Data excerpts:
>> BEGIN

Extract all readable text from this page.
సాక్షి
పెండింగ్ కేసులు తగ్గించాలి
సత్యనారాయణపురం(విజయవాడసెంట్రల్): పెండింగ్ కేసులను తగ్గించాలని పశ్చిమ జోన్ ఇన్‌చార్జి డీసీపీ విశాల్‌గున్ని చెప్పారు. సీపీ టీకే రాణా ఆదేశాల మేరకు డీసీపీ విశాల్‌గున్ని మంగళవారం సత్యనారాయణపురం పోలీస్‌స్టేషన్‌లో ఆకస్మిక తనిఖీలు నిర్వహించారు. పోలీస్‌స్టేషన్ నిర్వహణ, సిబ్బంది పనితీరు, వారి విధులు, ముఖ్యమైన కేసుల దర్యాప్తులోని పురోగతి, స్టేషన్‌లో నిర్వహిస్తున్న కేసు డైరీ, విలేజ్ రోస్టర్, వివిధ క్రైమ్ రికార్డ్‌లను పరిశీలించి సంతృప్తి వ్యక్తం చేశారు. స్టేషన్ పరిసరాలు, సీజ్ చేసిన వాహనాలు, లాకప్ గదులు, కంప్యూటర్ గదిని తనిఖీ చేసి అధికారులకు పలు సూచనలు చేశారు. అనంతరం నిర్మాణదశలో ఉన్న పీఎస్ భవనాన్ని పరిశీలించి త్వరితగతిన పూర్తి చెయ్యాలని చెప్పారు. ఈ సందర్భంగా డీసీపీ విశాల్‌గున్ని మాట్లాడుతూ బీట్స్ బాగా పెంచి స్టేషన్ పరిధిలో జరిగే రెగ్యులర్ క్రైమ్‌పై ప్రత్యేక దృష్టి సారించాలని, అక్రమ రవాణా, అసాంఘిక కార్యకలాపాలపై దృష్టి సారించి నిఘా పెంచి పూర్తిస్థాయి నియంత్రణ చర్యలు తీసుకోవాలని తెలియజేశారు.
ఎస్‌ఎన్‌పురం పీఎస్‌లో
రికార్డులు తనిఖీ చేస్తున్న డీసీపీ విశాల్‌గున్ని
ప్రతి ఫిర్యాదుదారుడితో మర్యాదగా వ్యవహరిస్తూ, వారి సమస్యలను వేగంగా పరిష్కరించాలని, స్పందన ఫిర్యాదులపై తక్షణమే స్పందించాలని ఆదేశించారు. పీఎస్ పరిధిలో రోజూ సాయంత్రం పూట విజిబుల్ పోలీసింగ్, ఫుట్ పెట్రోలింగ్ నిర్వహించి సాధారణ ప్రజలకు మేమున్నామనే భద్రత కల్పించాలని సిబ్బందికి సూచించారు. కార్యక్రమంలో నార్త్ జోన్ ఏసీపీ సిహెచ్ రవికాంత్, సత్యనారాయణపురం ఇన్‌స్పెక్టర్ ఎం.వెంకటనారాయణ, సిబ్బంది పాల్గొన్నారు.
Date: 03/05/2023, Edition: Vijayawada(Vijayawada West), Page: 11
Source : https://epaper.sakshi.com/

>> END

**The exercise:**
Transcribe every entry word for word.

**Complete response:**
Extract all readable text from this page.
సాక్షి
పెండింగ్ కేసులు తగ్గించాలి
సత్యనారాయణపురం(విజయవాడసెంట్రల్): పెండింగ్ కేసులను తగ్గించాలని పశ్చిమ జోన్ ఇన్‌చార్జి డీసీపీ విశాల్‌గున్ని చెప్పారు. సీపీ టీకే రాణా ఆదేశాల మేరకు డీసీపీ విశాల్‌గున్ని మంగళవారం సత్యనారాయణపురం పోలీస్‌స్టేషన్‌లో ఆకస్మిక తనిఖీలు నిర్వహించారు. పోలీస్‌స్టేషన్ నిర్వహణ, సిబ్బంది పనితీరు, వారి విధులు, ముఖ్యమైన కేసుల దర్యాప్తులోని పురోగతి, స్టేషన్‌లో నిర్వహిస్తున్న కేసు డైరీ, విలేజ్ రోస్టర్, వివిధ క్రైమ్ రికార్డ్‌లను పరిశీలించి సంతృప్తి వ్యక్తం చేశారు. స్టేషన్ పరిసరాలు, సీజ్ చేసిన వాహనాలు, లాకప్ గదులు, కంప్యూటర్ గదిని తనిఖీ చేసి అధికారులకు పలు సూచనలు చేశారు. అనంతరం నిర్మాణదశలో ఉన్న పీఎస్ భవనాన్ని పరిశీలించి త్వరితగతిన పూర్తి చెయ్యాలని చెప్పారు. ఈ సందర్భంగా డీసీపీ విశాల్‌గున్ని మాట్లాడుతూ బీట్స్ బాగా పెంచి స్టేషన్ పరిధిలో జరిగే రెగ్యులర్ క్రైమ్‌పై ప్రత్యేక దృష్టి సారించాలని, అక్రమ రవాణా, అసాంఘిక కార్యకలాపాలపై దృష్టి సారించి నిఘా పెంచి పూర్తిస్థాయి నియంత్రణ చర్యలు తీసుకోవాలని తెలియజేశారు.
ఎస్‌ఎన్‌పురం పీఎస్‌లో
రికార్డులు తనిఖీ చేస్తున్న డీసీపీ విశాల్‌గున్ని
ప్రతి ఫిర్యాదుదారుడితో మర్యాదగా వ్యవహరిస్తూ, వారి సమస్యలను వేగంగా పరిష్కరించాలని, స్పందన ఫిర్యాదులపై తక్షణమే స్పందించాలని ఆదేశించారు. పీఎస్ పరిధిలో రోజూ సాయంత్రం పూట విజిబుల్ పోలీసింగ్, ఫుట్ పెట్రోలింగ్ నిర్వహించి సాధారణ ప్రజలకు మేమున్నామనే భద్రత కల్పించాలని సిబ్బందికి సూచించారు. కార్యక్రమంలో నార్త్ జోన్ ఏసీపీ సిహెచ్ రవికాంత్, సత్యనారాయణపురం ఇన్‌స్పెక్టర్ ఎం.వెంకటనారాయణ, సిబ్బంది పాల్గొన్నారు.
Date: 03/05/2023, Edition: Vijayawada(Vijayawada West), Page: 11
Source : https://epaper.sakshi.com/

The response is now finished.